## START AVAILABLE DATA

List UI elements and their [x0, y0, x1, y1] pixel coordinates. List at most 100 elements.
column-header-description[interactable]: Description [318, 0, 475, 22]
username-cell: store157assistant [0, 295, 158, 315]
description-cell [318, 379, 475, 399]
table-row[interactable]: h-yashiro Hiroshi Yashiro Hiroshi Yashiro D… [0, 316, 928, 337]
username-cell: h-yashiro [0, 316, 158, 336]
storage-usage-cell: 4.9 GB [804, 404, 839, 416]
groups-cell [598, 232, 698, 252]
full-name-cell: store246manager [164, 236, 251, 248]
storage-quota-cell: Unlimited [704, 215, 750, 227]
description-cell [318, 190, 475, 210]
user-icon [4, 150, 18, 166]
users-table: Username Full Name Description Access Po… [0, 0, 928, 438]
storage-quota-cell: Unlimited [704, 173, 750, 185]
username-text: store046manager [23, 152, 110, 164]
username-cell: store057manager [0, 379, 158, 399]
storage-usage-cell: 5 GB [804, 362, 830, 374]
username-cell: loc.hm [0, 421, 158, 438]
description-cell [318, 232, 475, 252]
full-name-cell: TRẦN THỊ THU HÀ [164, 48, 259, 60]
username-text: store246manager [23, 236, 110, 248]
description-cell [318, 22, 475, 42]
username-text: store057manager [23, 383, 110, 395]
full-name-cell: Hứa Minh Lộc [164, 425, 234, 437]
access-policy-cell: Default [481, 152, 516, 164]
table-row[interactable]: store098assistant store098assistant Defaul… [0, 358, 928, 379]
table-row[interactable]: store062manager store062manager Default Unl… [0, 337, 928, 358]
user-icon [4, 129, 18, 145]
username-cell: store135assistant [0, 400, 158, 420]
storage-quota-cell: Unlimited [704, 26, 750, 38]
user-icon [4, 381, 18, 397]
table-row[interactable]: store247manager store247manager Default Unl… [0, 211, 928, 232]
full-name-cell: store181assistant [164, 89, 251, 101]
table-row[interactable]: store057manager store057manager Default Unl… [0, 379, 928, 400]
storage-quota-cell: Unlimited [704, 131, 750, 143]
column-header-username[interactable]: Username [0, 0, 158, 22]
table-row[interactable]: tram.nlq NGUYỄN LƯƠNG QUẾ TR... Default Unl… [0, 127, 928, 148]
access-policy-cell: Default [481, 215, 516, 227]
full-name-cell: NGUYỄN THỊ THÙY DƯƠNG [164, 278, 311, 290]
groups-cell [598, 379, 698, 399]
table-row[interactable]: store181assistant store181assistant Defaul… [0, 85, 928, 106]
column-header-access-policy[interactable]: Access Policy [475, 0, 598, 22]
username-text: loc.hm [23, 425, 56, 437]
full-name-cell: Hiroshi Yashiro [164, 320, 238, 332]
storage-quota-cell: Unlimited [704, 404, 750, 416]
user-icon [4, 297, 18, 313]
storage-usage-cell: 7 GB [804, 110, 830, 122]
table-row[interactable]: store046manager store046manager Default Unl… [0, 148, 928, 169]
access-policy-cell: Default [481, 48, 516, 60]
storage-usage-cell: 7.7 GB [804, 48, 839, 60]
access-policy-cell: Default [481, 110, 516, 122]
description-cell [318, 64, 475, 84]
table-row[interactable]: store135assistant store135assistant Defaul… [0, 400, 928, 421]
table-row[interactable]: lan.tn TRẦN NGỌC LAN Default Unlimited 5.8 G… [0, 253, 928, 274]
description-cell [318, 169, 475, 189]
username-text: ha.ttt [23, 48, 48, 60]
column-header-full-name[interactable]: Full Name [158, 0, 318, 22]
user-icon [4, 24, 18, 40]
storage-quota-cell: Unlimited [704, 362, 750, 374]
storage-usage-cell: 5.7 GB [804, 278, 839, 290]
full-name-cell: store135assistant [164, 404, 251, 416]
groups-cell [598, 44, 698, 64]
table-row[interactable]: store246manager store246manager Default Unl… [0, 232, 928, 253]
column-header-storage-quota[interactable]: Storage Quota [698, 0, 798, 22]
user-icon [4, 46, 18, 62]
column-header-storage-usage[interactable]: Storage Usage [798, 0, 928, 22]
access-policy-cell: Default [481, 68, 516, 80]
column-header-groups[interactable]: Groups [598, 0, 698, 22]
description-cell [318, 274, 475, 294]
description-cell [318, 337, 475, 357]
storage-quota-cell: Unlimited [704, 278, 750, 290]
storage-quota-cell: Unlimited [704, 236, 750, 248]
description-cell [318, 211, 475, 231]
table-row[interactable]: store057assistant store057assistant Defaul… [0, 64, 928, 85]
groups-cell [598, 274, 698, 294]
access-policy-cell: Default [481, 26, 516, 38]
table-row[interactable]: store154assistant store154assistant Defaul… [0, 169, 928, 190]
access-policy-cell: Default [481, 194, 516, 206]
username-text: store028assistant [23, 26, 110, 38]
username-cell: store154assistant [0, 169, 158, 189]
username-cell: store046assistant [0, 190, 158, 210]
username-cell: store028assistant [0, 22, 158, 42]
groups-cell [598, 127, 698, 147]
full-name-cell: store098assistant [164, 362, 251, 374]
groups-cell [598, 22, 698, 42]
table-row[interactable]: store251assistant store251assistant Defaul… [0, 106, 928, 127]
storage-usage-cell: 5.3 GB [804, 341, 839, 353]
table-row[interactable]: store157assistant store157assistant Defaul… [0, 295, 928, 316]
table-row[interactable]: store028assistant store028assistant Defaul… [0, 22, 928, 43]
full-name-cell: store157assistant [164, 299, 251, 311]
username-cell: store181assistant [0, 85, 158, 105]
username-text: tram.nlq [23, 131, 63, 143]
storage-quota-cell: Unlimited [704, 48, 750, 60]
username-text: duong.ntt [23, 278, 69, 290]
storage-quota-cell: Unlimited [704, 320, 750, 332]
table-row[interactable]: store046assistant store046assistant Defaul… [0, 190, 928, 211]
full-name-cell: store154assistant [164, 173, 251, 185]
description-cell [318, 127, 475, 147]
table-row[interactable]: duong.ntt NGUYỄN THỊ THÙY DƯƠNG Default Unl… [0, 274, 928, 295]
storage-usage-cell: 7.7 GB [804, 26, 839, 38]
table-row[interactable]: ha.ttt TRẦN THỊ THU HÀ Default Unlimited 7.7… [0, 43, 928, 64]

## END AVAILABLE DATA

[DESCRIPTION OF THE TASK] Print every line of the listing above again, without changing anything.

[RESULT OF THE EXERCISE]
List UI elements and their [x0, y0, x1, y1] pixel coordinates. List at most 100 elements.
column-header-description[interactable]: Description [318, 0, 475, 22]
username-cell: store157assistant [0, 295, 158, 315]
description-cell [318, 379, 475, 399]
table-row[interactable]: h-yashiro Hiroshi Yashiro Hiroshi Yashiro D… [0, 316, 928, 337]
username-cell: h-yashiro [0, 316, 158, 336]
storage-usage-cell: 4.9 GB [804, 404, 839, 416]
groups-cell [598, 232, 698, 252]
full-name-cell: store246manager [164, 236, 251, 248]
storage-quota-cell: Unlimited [704, 215, 750, 227]
description-cell [318, 190, 475, 210]
user-icon [4, 150, 18, 166]
users-table: Username Full Name Description Access Po… [0, 0, 928, 438]
storage-quota-cell: Unlimited [704, 173, 750, 185]
username-text: store046manager [23, 152, 110, 164]
username-cell: store057manager [0, 379, 158, 399]
storage-usage-cell: 5 GB [804, 362, 830, 374]
username-cell: loc.hm [0, 421, 158, 438]
description-cell [318, 232, 475, 252]
full-name-cell: TRẦN THỊ THU HÀ [164, 48, 259, 60]
username-text: store246manager [23, 236, 110, 248]
description-cell [318, 22, 475, 42]
username-text: store057manager [23, 383, 110, 395]
full-name-cell: Hứa Minh Lộc [164, 425, 234, 437]
access-policy-cell: Default [481, 152, 516, 164]
table-row[interactable]: store098assistant store098assistant Defaul… [0, 358, 928, 379]
table-row[interactable]: store062manager store062manager Default Unl… [0, 337, 928, 358]
user-icon [4, 129, 18, 145]
username-cell: store135assistant [0, 400, 158, 420]
storage-quota-cell: Unlimited [704, 26, 750, 38]
user-icon [4, 381, 18, 397]
table-row[interactable]: store247manager store247manager Default Unl… [0, 211, 928, 232]
full-name-cell: store181assistant [164, 89, 251, 101]
table-row[interactable]: store057manager store057manager Default Unl… [0, 379, 928, 400]
storage-quota-cell: Unlimited [704, 131, 750, 143]
column-header-username[interactable]: Username [0, 0, 158, 22]
table-row[interactable]: tram.nlq NGUYỄN LƯƠNG QUẾ TR... Default Unl… [0, 127, 928, 148]
access-policy-cell: Default [481, 215, 516, 227]
full-name-cell: NGUYỄN THỊ THÙY DƯƠNG [164, 278, 311, 290]
groups-cell [598, 379, 698, 399]
table-row[interactable]: store181assistant store181assistant Defaul… [0, 85, 928, 106]
column-header-access-policy[interactable]: Access Policy [475, 0, 598, 22]
username-text: loc.hm [23, 425, 56, 437]
full-name-cell: Hiroshi Yashiro [164, 320, 238, 332]
storage-quota-cell: Unlimited [704, 404, 750, 416]
user-icon [4, 297, 18, 313]
storage-usage-cell: 7 GB [804, 110, 830, 122]
table-row[interactable]: store046manager store046manager Default Unl… [0, 148, 928, 169]
access-policy-cell: Default [481, 48, 516, 60]
storage-usage-cell: 7.7 GB [804, 48, 839, 60]
access-policy-cell: Default [481, 110, 516, 122]
description-cell [318, 64, 475, 84]
table-row[interactable]: store135assistant store135assistant Defaul… [0, 400, 928, 421]
table-row[interactable]: lan.tn TRẦN NGỌC LAN Default Unlimited 5.8 G… [0, 253, 928, 274]
description-cell [318, 169, 475, 189]
username-text: ha.ttt [23, 48, 48, 60]
column-header-full-name[interactable]: Full Name [158, 0, 318, 22]
user-icon [4, 24, 18, 40]
storage-quota-cell: Unlimited [704, 362, 750, 374]
storage-usage-cell: 5.7 GB [804, 278, 839, 290]
full-name-cell: store135assistant [164, 404, 251, 416]
groups-cell [598, 44, 698, 64]
table-row[interactable]: store246manager store246manager Default Unl… [0, 232, 928, 253]
column-header-storage-quota[interactable]: Storage Quota [698, 0, 798, 22]
user-icon [4, 46, 18, 62]
column-header-storage-usage[interactable]: Storage Usage [798, 0, 928, 22]
access-policy-cell: Default [481, 68, 516, 80]
column-header-groups[interactable]: Groups [598, 0, 698, 22]
description-cell [318, 274, 475, 294]
description-cell [318, 337, 475, 357]
storage-quota-cell: Unlimited [704, 278, 750, 290]
storage-quota-cell: Unlimited [704, 236, 750, 248]
description-cell [318, 211, 475, 231]
table-row[interactable]: store057assistant store057assistant Defaul… [0, 64, 928, 85]
groups-cell [598, 274, 698, 294]
access-policy-cell: Default [481, 26, 516, 38]
table-row[interactable]: store154assistant store154assistant Defaul… [0, 169, 928, 190]
access-policy-cell: Default [481, 194, 516, 206]
username-text: store028assistant [23, 26, 110, 38]
username-cell: store154assistant [0, 169, 158, 189]
username-cell: store046assistant [0, 190, 158, 210]
username-cell: store028assistant [0, 22, 158, 42]
groups-cell [598, 127, 698, 147]
full-name-cell: store098assistant [164, 362, 251, 374]
groups-cell [598, 22, 698, 42]
table-row[interactable]: store251assistant store251assistant Defaul… [0, 106, 928, 127]
storage-usage-cell: 5.3 GB [804, 341, 839, 353]
table-row[interactable]: store157assistant store157assistant Defaul… [0, 295, 928, 316]
table-row[interactable]: store028assistant store028assistant Defaul… [0, 22, 928, 43]
full-name-cell: store157assistant [164, 299, 251, 311]
username-cell: store181assistant [0, 85, 158, 105]
username-text: tram.nlq [23, 131, 63, 143]
storage-quota-cell: Unlimited [704, 48, 750, 60]
username-text: duong.ntt [23, 278, 69, 290]
storage-quota-cell: Unlimited [704, 320, 750, 332]
table-row[interactable]: store046assistant store046assistant Defaul… [0, 190, 928, 211]
full-name-cell: store154assistant [164, 173, 251, 185]
description-cell [318, 127, 475, 147]
table-row[interactable]: duong.ntt NGUYỄN THỊ THÙY DƯƠNG Default Unl… [0, 274, 928, 295]
storage-usage-cell: 7.7 GB [804, 26, 839, 38]
table-row[interactable]: ha.ttt TRẦN THỊ THU HÀ Default Unlimited 7.7… [0, 43, 928, 64]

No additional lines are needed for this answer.